DATA SUPPLIED start

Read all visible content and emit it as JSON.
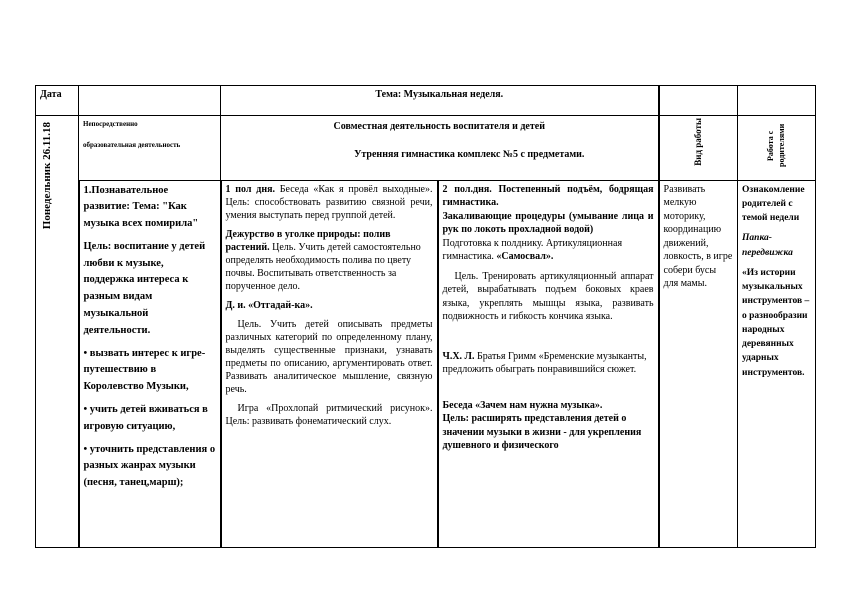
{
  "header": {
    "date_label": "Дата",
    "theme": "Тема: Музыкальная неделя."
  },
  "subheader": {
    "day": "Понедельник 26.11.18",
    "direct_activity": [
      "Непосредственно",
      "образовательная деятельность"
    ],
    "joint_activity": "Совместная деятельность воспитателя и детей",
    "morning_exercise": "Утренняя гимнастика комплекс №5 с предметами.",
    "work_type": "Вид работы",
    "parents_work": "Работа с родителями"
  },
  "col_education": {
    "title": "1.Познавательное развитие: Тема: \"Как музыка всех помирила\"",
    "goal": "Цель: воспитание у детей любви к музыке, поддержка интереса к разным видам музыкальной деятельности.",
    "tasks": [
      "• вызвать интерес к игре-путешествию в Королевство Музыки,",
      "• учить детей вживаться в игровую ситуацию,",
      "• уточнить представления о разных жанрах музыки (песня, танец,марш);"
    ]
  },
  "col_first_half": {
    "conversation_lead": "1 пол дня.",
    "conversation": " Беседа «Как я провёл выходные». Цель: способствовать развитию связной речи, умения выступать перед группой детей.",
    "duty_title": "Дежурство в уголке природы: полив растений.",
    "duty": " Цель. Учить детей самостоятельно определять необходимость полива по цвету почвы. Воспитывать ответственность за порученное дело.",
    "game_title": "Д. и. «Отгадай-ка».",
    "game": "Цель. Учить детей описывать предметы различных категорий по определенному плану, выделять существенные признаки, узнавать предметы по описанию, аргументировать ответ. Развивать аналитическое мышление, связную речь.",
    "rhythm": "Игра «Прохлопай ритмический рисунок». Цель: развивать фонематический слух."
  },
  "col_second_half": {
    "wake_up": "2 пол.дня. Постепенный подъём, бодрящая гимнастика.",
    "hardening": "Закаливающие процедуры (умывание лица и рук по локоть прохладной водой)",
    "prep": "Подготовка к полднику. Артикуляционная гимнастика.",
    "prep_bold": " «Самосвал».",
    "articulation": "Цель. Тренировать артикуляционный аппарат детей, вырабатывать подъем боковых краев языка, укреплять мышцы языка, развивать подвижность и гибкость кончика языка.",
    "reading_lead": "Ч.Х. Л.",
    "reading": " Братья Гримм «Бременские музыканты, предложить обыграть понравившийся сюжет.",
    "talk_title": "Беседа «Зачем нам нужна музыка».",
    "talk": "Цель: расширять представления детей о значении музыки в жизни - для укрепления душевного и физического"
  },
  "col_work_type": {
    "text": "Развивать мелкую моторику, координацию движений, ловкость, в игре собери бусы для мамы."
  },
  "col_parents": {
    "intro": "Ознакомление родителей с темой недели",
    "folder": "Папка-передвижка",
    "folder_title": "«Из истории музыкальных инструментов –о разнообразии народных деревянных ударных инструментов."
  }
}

DATA SUPPLIED end

All of the lines above should be retyped precisely, apart from the pictures.

Read all visible content and emit it as JSON.
{
  "header": {
    "date_label": "Дата",
    "theme": "Тема: Музыкальная неделя."
  },
  "subheader": {
    "day": "Понедельник 26.11.18",
    "direct_activity": [
      "Непосредственно",
      "образовательная деятельность"
    ],
    "joint_activity": "Совместная деятельность воспитателя и детей",
    "morning_exercise": "Утренняя гимнастика комплекс №5 с предметами.",
    "work_type": "Вид работы",
    "parents_work": "Работа с родителями"
  },
  "col_education": {
    "title": "1.Познавательное развитие: Тема: \"Как музыка всех помирила\"",
    "goal": "Цель: воспитание у детей любви к музыке, поддержка интереса к разным видам музыкальной деятельности.",
    "tasks": [
      "• вызвать интерес к игре-путешествию в Королевство Музыки,",
      "• учить детей вживаться в игровую ситуацию,",
      "• уточнить представления о разных жанрах музыки (песня, танец,марш);"
    ]
  },
  "col_first_half": {
    "conversation_lead": "1 пол дня.",
    "conversation": " Беседа «Как я провёл выходные». Цель: способствовать развитию связной речи, умения выступать перед группой детей.",
    "duty_title": "Дежурство в уголке природы: полив растений.",
    "duty": " Цель. Учить детей самостоятельно определять необходимость полива по цвету почвы. Воспитывать ответственность за порученное дело.",
    "game_title": "Д. и. «Отгадай-ка».",
    "game": "Цель. Учить детей описывать предметы различных категорий по определенному плану, выделять существенные признаки, узнавать предметы по описанию, аргументировать ответ. Развивать аналитическое мышление, связную речь.",
    "rhythm": "Игра «Прохлопай ритмический рисунок». Цель: развивать фонематический слух."
  },
  "col_second_half": {
    "wake_up": "2 пол.дня. Постепенный подъём, бодрящая гимнастика.",
    "hardening": "Закаливающие процедуры (умывание лица и рук по локоть прохладной водой)",
    "prep": "Подготовка к полднику. Артикуляционная гимнастика.",
    "prep_bold": " «Самосвал».",
    "articulation": "Цель. Тренировать артикуляционный аппарат детей, вырабатывать подъем боковых краев языка, укреплять мышцы языка, развивать подвижность и гибкость кончика языка.",
    "reading_lead": "Ч.Х. Л.",
    "reading": " Братья Гримм «Бременские музыканты, предложить обыграть понравившийся сюжет.",
    "talk_title": "Беседа «Зачем нам нужна музыка».",
    "talk": "Цель: расширять представления детей о значении музыки в жизни - для укрепления душевного и физического"
  },
  "col_work_type": {
    "text": "Развивать мелкую моторику, координацию движений, ловкость, в игре собери бусы для мамы."
  },
  "col_parents": {
    "intro": "Ознакомление родителей с темой недели",
    "folder": "Папка-передвижка",
    "folder_title": "«Из истории музыкальных инструментов –о разнообразии народных деревянных ударных инструментов."
  }
}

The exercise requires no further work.